List of tasks.
(a) In the email, who is the first example the writer knows of a reaction against the Enlightenment idea that knowledge, science, and freedom lead inevitably to a perfect world?
(b) Rewrite the stretch of the email from "At 08:05 AM" through "to quote here.", swapping "hegemonic" for "dominant".
(c) List the words the email says are used to denounce anyone who doesn't hew to the Enlightenment belief system.

Provided text.
----------
At 08:05 AM 1/29/2013, shag carpet bomb wrote:
>Well, one reason why something isn't named is that it doesn't need to be.
>It so entrenched in an apparatus of oppression, it is hegemonic, a norm.
>You don't name man, you name woman. You don't name white, you name Black
>or Hispanic or Asian. Intellectualism perhaps was only named in an
>opposition to some hegemonic ideology. In this case, that hegemonic
>ideology is Enlightenment liberalism and its faith in human reason and
>freedom, and claims of a force-of-nature like movement to the full
>expression of each, the denunciation of anyone who doesn't hew to that
>belief system as childish, undeveloped, ignorant, superstitious,
>irrational - as Jefferson referred to people in a letter to John Adams I'm
>not going to quote here.
>
>This reaction against Enlightenment Liberalism (EL) we call
>conservativism, right? Or perhaps we can call it a specific variant of
>conservatism - which is what Corey Robins seems to want to study:
>reactionary conservatism. Not sure. At any there are other reactions
>against Enlightenment Liberalis, to be fair, since you could also say that
>Marxism and its children and cousins are also reactions against, if not
>also products of and issued by, the Enlightenment.
>
>But back to the C word. Why might you call it that? Because it is an
>ideology that emerges,initially, in opposition to Enlightenment ideology,
>no? It is the reaction against the enlightenment faith in reason and
>freedom. Conservativism emerges and speaks of its opposition mainly in
>terms of an opposition to the claims about human freedom and its unalloyed
>goodness and inevitability.
>
>the first example of this, with which I'm familiar anyway, is Joseph de
>Maistre. His is a reaction against the idea that knowledge, science, and
>human freedom are an unfolding and moving us inevitably toward a perfect
>world on this earth.
>
>Caution: it only sounds like I'm talking about ideas emerging and flowing
>and reacting against other ideas because I'm painting broad brush strokes
>and not addressing the material reason that undergirded these movements.
>Not enough time. I'll speak in shorthand here.
>
>In the United States, this anti-intellectualism emerged with a vengeance
>after we officially (de jure) eliminated caste distinctions.
----------
Entries supplied.
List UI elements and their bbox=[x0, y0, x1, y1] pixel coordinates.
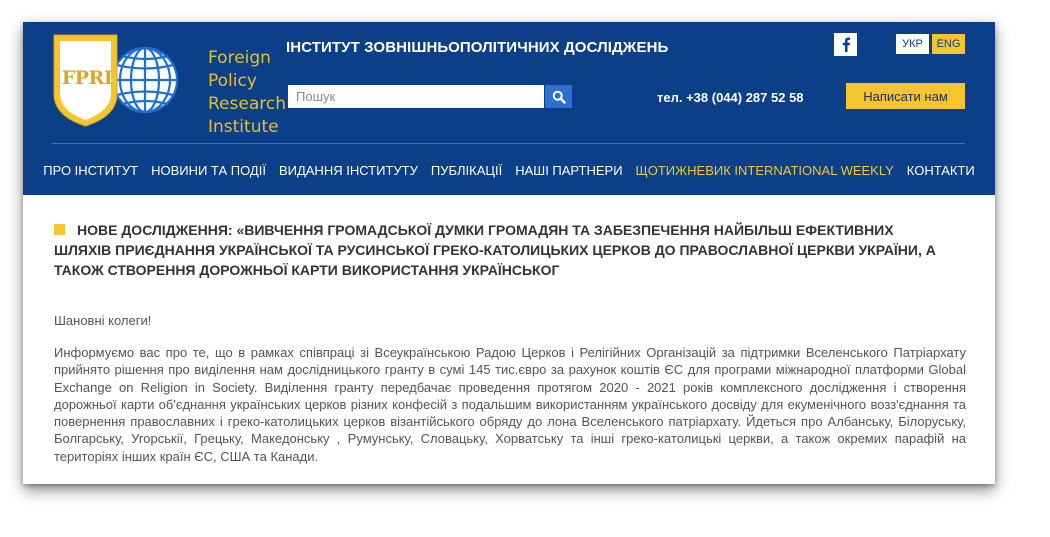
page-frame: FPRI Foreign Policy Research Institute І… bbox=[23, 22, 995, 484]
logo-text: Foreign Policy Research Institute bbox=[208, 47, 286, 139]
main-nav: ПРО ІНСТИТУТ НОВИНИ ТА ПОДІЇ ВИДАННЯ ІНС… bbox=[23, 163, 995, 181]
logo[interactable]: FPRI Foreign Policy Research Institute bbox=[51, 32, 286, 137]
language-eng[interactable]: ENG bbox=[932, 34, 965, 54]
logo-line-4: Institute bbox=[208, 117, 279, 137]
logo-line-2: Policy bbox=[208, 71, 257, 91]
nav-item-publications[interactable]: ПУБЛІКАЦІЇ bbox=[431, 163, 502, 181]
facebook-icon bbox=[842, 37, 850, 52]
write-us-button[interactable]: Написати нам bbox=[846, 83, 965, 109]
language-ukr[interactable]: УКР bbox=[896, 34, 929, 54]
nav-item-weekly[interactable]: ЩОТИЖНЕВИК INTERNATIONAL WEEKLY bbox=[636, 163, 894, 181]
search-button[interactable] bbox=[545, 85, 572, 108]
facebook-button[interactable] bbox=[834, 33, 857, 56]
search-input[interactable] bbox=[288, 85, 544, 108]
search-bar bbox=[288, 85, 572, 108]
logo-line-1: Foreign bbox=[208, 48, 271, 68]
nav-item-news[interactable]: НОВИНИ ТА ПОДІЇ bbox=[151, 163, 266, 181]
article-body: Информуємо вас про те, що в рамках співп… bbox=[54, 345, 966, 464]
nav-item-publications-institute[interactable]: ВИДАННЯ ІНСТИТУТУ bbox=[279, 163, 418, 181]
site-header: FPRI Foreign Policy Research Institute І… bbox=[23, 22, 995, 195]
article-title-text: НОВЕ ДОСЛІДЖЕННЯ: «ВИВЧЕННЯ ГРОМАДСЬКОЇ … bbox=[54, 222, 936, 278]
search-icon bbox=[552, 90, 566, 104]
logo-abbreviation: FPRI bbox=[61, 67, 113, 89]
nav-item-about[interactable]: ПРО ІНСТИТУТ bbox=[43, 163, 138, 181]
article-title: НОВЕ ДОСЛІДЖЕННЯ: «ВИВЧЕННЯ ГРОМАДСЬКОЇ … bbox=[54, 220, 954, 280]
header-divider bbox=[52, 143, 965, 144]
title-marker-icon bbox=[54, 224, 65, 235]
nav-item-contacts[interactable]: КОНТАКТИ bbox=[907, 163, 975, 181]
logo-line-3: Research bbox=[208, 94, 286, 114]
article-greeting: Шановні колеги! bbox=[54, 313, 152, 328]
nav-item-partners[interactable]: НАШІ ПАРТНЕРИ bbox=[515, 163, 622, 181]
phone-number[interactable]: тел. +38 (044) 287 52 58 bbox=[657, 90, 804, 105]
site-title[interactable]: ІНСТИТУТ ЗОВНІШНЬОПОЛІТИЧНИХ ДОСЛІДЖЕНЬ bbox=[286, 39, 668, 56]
----------
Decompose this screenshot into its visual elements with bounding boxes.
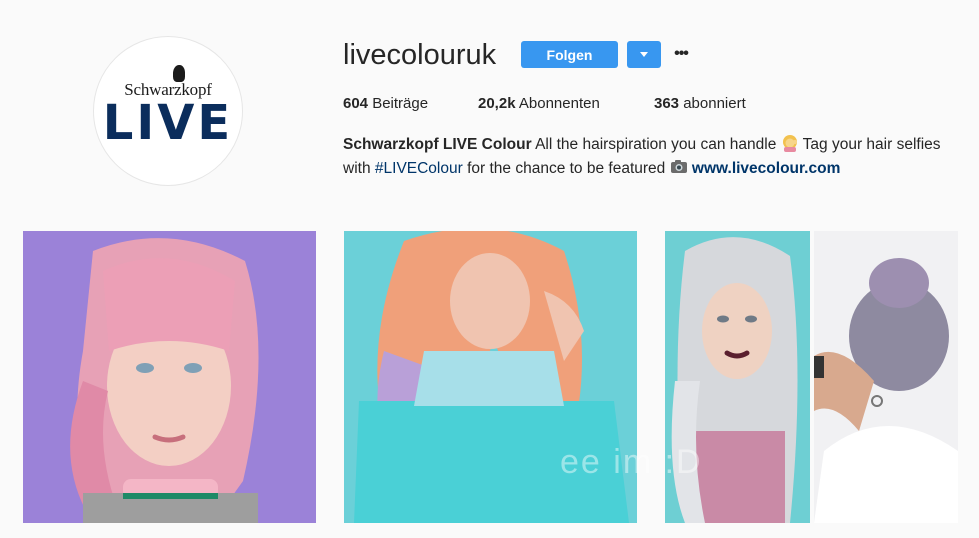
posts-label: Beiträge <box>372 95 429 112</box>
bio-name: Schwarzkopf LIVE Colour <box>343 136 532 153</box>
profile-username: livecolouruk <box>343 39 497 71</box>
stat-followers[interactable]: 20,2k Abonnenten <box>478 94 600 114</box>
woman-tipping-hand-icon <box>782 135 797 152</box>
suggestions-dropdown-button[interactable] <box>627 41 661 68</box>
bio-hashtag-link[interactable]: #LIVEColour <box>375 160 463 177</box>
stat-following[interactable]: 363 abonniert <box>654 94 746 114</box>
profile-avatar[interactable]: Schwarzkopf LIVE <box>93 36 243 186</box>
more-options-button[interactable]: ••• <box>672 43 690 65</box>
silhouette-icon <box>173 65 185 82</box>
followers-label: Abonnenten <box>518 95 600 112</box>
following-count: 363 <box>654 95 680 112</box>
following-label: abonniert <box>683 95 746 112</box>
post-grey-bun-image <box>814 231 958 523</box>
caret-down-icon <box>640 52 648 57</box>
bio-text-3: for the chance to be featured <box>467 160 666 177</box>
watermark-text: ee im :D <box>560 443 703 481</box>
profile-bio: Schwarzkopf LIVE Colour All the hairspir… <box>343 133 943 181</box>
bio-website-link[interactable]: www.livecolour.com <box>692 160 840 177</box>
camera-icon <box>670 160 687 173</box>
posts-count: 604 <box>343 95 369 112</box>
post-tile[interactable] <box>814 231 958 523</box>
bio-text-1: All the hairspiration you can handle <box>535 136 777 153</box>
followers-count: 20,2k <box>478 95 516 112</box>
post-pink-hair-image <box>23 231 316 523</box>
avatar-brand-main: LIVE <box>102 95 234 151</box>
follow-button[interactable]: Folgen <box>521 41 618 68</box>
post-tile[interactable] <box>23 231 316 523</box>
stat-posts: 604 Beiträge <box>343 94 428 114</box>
----------
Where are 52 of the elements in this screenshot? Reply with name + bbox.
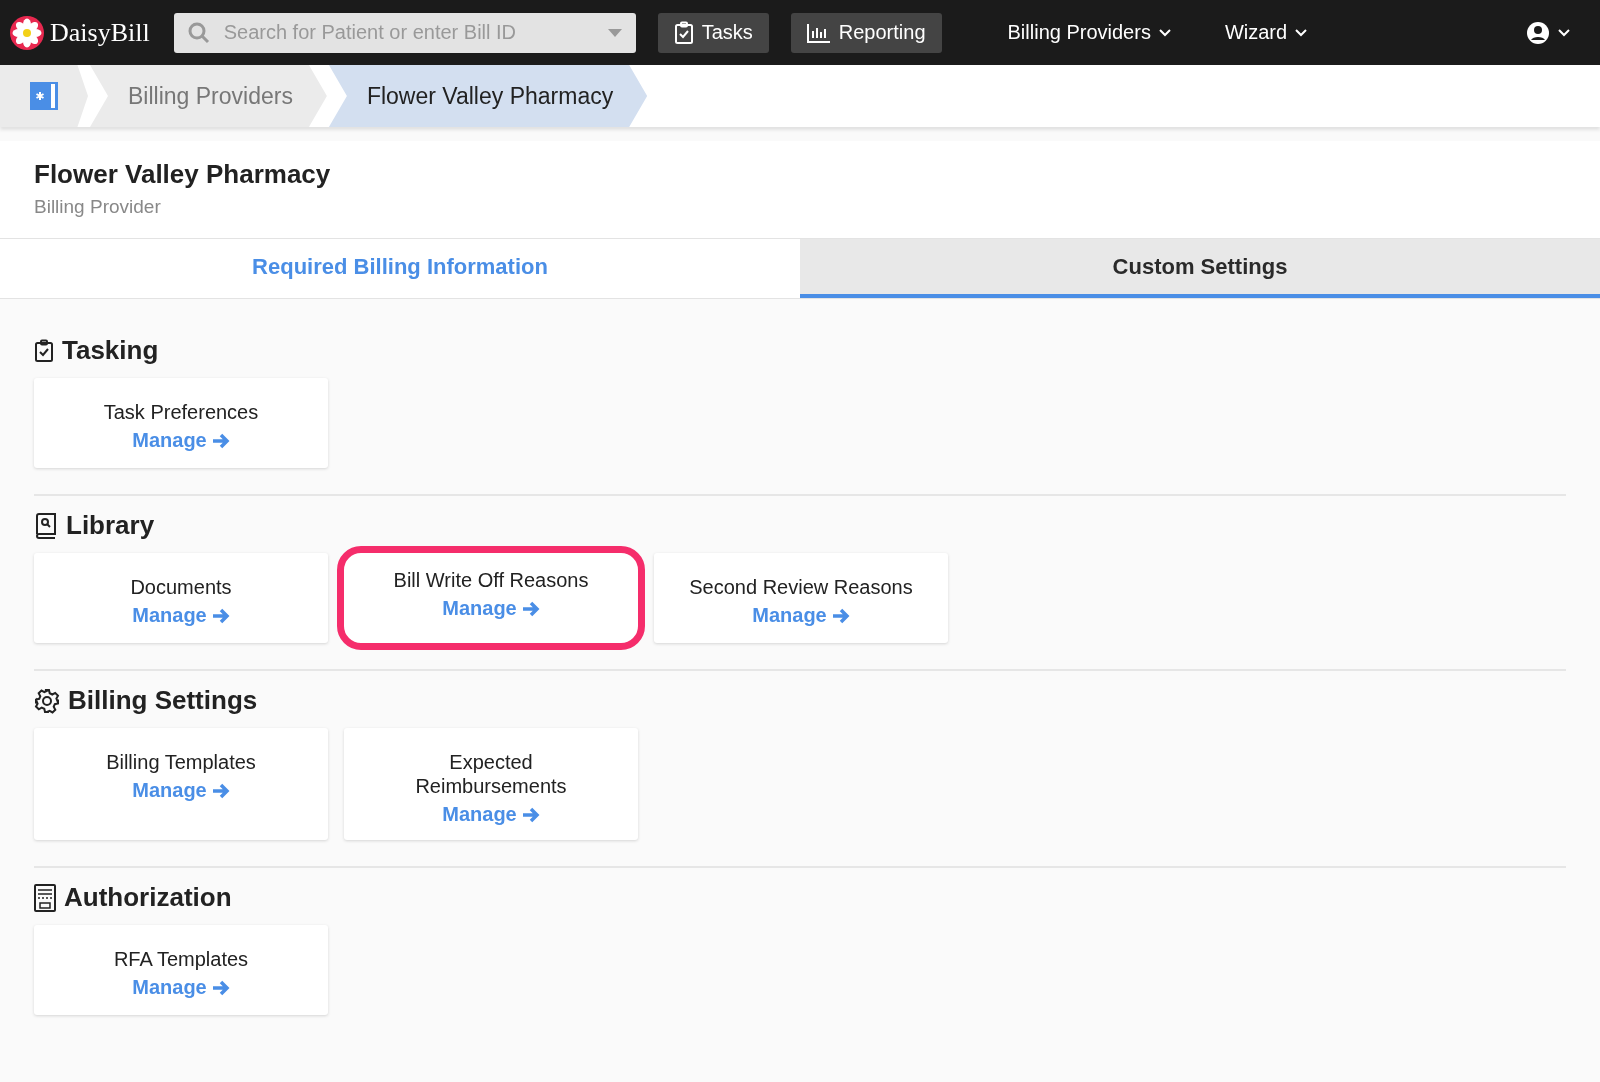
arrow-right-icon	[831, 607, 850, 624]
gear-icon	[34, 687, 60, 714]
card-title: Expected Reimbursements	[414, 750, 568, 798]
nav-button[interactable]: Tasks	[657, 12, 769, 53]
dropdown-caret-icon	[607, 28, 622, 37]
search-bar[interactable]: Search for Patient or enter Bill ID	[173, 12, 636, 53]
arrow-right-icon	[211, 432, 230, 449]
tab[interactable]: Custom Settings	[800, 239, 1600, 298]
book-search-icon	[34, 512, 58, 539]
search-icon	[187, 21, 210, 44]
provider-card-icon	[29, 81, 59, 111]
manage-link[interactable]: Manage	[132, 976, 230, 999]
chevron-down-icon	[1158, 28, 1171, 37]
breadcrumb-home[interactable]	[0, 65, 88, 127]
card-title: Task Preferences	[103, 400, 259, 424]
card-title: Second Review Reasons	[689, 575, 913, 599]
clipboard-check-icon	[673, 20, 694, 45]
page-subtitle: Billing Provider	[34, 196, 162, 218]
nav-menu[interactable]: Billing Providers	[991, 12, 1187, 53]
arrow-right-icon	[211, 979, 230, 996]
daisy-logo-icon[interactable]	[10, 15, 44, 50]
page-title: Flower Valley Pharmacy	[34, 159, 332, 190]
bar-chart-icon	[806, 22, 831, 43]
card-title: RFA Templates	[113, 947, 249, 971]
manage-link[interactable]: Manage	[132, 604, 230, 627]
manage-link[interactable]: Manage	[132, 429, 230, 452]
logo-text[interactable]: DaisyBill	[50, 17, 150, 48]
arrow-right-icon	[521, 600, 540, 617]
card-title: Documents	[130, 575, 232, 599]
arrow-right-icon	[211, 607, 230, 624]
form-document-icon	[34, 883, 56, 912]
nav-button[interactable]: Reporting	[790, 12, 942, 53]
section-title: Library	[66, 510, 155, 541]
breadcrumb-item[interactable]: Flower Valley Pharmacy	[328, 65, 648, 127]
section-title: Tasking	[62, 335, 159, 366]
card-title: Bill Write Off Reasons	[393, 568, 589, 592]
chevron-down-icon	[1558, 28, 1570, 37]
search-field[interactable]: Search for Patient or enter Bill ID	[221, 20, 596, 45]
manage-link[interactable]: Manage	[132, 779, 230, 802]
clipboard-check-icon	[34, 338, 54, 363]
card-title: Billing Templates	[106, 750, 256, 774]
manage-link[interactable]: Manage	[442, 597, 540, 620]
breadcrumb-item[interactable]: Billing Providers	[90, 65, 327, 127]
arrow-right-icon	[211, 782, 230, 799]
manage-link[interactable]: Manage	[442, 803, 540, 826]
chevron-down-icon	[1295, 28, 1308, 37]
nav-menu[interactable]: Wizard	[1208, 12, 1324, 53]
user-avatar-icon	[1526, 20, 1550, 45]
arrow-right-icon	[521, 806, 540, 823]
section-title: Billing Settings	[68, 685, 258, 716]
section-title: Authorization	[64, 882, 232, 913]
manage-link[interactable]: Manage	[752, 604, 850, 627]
----------
Final results.
(a) Joseph de Maistre.

(b)
At 08:05 AM 1/29/2013, shag carpet bomb wrote:
>Well, one reason why something isn't named is that it doesn't need to be.
>It so entrenched in an apparatus of oppression, it is dominant, a norm.
>You don't name man, you name woman. You don't name white, you name Black
>or Hispanic or Asian. Intellectualism perhaps was only named in an
>opposition to some dominant ideology. In this case, that dominant
>ideology is Enlightenment liberalism and its faith in human reason and
>freedom, and claims of a force-of-nature like movement to the full
>expression of each, the denunciation of anyone who doesn't hew to that
>belief system as childish, undeveloped, ignorant, superstitious,
>irrational - as Jefferson referred to people in a letter to John Adams I'm
>not going to quote here.

(c) childish, undeveloped, ignorant, superstitious, irrational